§ SHORT PROBLEM
Restate the listing below word for word, omitting any images.

Stored data:
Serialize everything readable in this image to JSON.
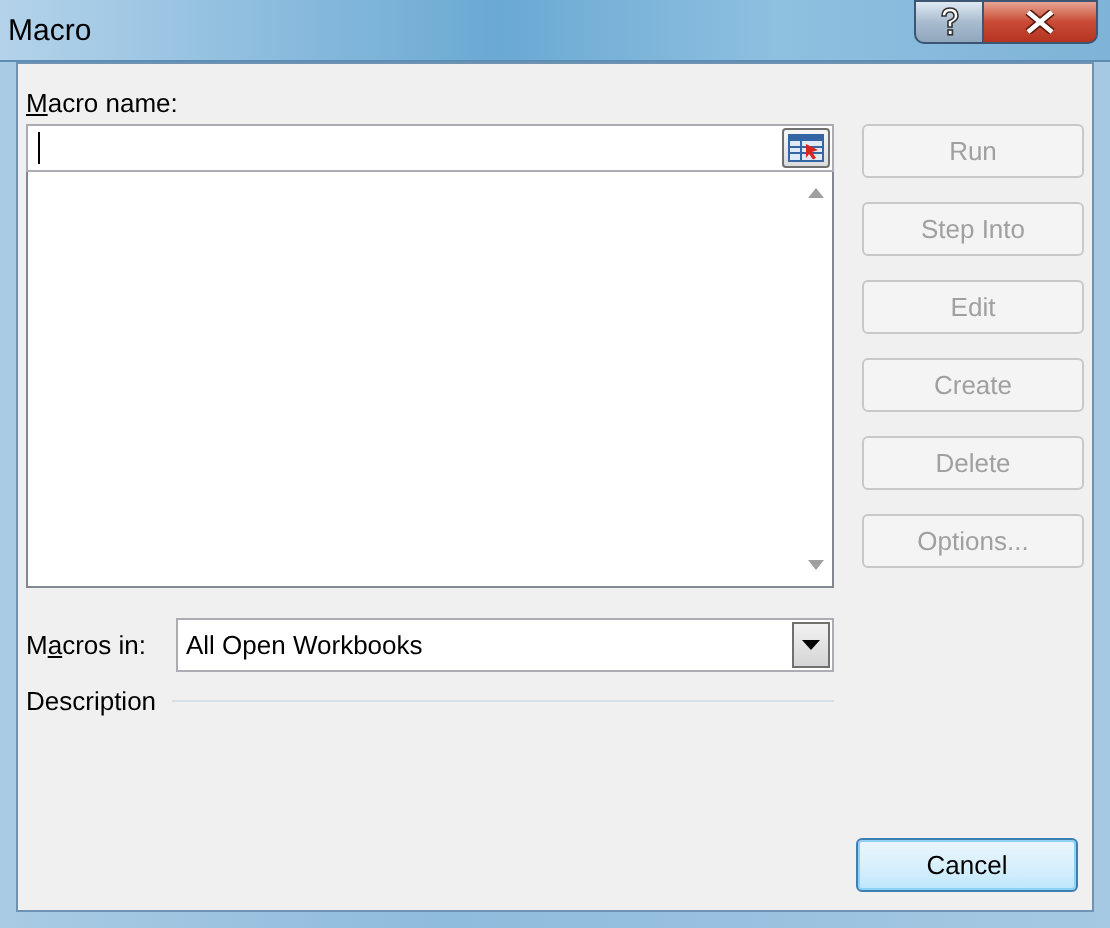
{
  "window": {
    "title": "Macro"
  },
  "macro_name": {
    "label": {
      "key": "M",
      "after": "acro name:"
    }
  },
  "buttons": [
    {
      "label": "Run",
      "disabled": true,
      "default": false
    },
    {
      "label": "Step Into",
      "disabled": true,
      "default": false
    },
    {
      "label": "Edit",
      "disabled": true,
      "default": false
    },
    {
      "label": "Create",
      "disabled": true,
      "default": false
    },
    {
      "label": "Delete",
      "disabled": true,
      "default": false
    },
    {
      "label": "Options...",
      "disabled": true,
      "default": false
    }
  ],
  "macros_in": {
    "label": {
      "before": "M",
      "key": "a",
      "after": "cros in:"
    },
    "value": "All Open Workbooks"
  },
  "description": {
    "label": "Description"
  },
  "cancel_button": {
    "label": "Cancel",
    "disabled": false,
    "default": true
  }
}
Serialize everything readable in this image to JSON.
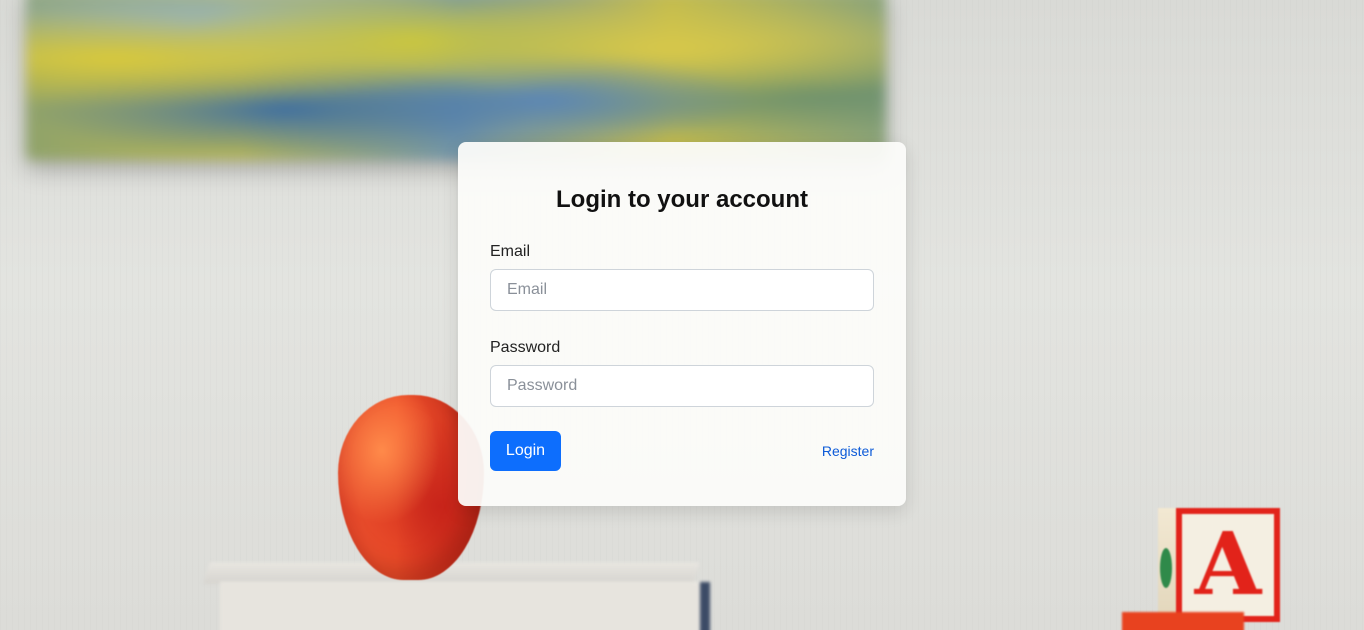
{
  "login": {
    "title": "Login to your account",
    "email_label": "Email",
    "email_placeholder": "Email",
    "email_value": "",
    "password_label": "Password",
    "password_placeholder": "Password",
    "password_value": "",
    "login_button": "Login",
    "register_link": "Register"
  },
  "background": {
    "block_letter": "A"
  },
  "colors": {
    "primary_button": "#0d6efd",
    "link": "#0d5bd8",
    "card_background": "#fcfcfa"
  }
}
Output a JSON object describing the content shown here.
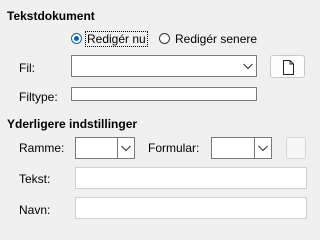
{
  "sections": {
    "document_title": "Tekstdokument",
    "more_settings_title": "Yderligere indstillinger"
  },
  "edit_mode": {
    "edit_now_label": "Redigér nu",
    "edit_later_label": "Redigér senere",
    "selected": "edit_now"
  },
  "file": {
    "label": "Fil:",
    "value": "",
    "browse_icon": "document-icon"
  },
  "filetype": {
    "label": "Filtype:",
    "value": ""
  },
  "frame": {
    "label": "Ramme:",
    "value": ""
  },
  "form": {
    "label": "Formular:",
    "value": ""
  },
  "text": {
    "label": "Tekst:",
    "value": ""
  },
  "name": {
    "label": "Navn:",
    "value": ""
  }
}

§ SOLUTION TO THE PROBLEM
Serialize everything readable in this image to JSON.
{
  "window": {
    "title": "Macro"
  },
  "macro_name": {
    "label": {
      "key": "M",
      "after": "acro name:"
    }
  },
  "buttons": [
    {
      "label": "Run",
      "disabled": true,
      "default": false
    },
    {
      "label": "Step Into",
      "disabled": true,
      "default": false
    },
    {
      "label": "Edit",
      "disabled": true,
      "default": false
    },
    {
      "label": "Create",
      "disabled": true,
      "default": false
    },
    {
      "label": "Delete",
      "disabled": true,
      "default": false
    },
    {
      "label": "Options...",
      "disabled": true,
      "default": false
    }
  ],
  "macros_in": {
    "label": {
      "before": "M",
      "key": "a",
      "after": "cros in:"
    },
    "value": "All Open Workbooks"
  },
  "description": {
    "label": "Description"
  },
  "cancel_button": {
    "label": "Cancel",
    "disabled": false,
    "default": true
  }
}
Serialize everything readable in this image to JSON.
{
  "login": {
    "title": "Login to your account",
    "email_label": "Email",
    "email_placeholder": "Email",
    "email_value": "",
    "password_label": "Password",
    "password_placeholder": "Password",
    "password_value": "",
    "login_button": "Login",
    "register_link": "Register"
  },
  "background": {
    "block_letter": "A"
  },
  "colors": {
    "primary_button": "#0d6efd",
    "link": "#0d5bd8",
    "card_background": "#fcfcfa"
  }
}
Output a JSON object describing the content shown here.
{
  "sections": {
    "document_title": "Tekstdokument",
    "more_settings_title": "Yderligere indstillinger"
  },
  "edit_mode": {
    "edit_now_label": "Redigér nu",
    "edit_later_label": "Redigér senere",
    "selected": "edit_now"
  },
  "file": {
    "label": "Fil:",
    "value": "",
    "browse_icon": "document-icon"
  },
  "filetype": {
    "label": "Filtype:",
    "value": ""
  },
  "frame": {
    "label": "Ramme:",
    "value": ""
  },
  "form": {
    "label": "Formular:",
    "value": ""
  },
  "text": {
    "label": "Tekst:",
    "value": ""
  },
  "name": {
    "label": "Navn:",
    "value": ""
  }
}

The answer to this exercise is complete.